# Start of MATERIAL PROVIDED

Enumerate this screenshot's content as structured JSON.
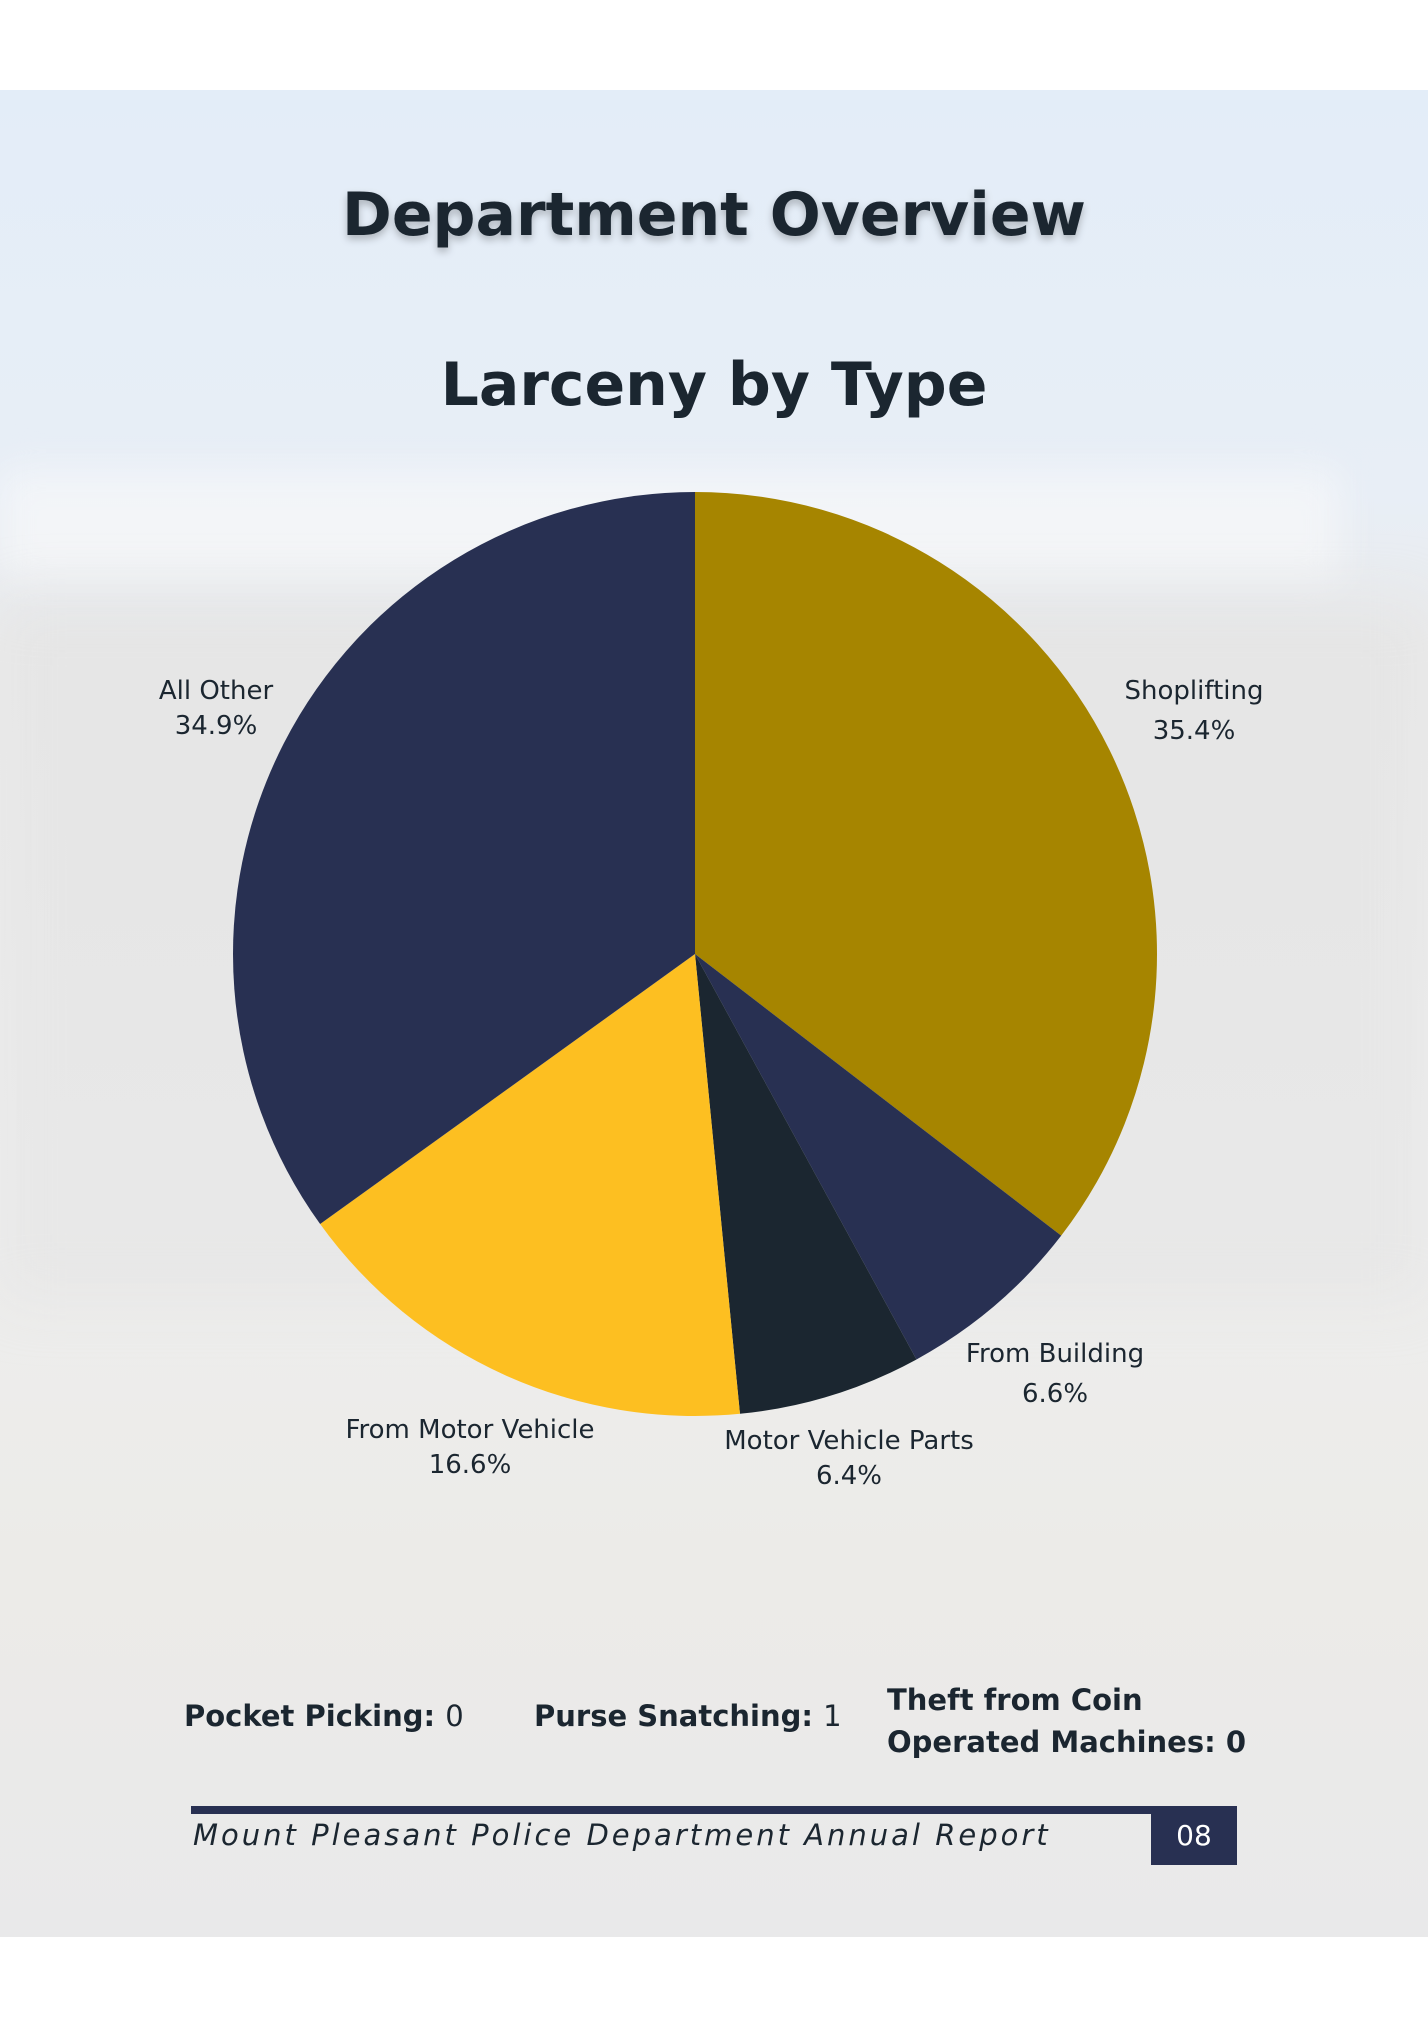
{
  "page": {
    "heading": "Department Overview",
    "footer_text": "Mount Pleasant Police Department Annual Report",
    "page_number": "08",
    "accent_color": "#283052"
  },
  "chart_data": {
    "type": "pie",
    "title": "Larceny by Type",
    "start": "top",
    "direction": "clockwise",
    "slices": [
      {
        "label": "Shoplifting",
        "value": 35.4,
        "display": "35.4%",
        "color": "#a68500"
      },
      {
        "label": "From Building",
        "value": 6.6,
        "display": "6.6%",
        "color": "#283052"
      },
      {
        "label": "Motor Vehicle Parts",
        "value": 6.4,
        "display": "6.4%",
        "color": "#1b2630"
      },
      {
        "label": "From Motor Vehicle",
        "value": 16.6,
        "display": "16.6%",
        "color": "#fdbf21"
      },
      {
        "label": "All Other",
        "value": 34.9,
        "display": "34.9%",
        "color": "#283052"
      }
    ]
  },
  "stats": [
    {
      "label": "Pocket Picking:",
      "value": "0"
    },
    {
      "label": "Purse Snatching:",
      "value": "1"
    },
    {
      "label_line1": "Theft from Coin",
      "label_line2": "Operated Machines:",
      "value": "0"
    }
  ]
}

# End of MATERIAL PROVIDED

■ INSTRUCTIONS FOR THE TASK
Make an exact copy of the records above, with the pictures left out.

■ THE ANSWER
Enumerate this screenshot's content as structured JSON.
{
  "page": {
    "heading": "Department Overview",
    "footer_text": "Mount Pleasant Police Department Annual Report",
    "page_number": "08",
    "accent_color": "#283052"
  },
  "chart_data": {
    "type": "pie",
    "title": "Larceny by Type",
    "start": "top",
    "direction": "clockwise",
    "slices": [
      {
        "label": "Shoplifting",
        "value": 35.4,
        "display": "35.4%",
        "color": "#a68500"
      },
      {
        "label": "From Building",
        "value": 6.6,
        "display": "6.6%",
        "color": "#283052"
      },
      {
        "label": "Motor Vehicle Parts",
        "value": 6.4,
        "display": "6.4%",
        "color": "#1b2630"
      },
      {
        "label": "From Motor Vehicle",
        "value": 16.6,
        "display": "16.6%",
        "color": "#fdbf21"
      },
      {
        "label": "All Other",
        "value": 34.9,
        "display": "34.9%",
        "color": "#283052"
      }
    ]
  },
  "stats": [
    {
      "label": "Pocket Picking:",
      "value": "0"
    },
    {
      "label": "Purse Snatching:",
      "value": "1"
    },
    {
      "label_line1": "Theft from Coin",
      "label_line2": "Operated Machines:",
      "value": "0"
    }
  ]
}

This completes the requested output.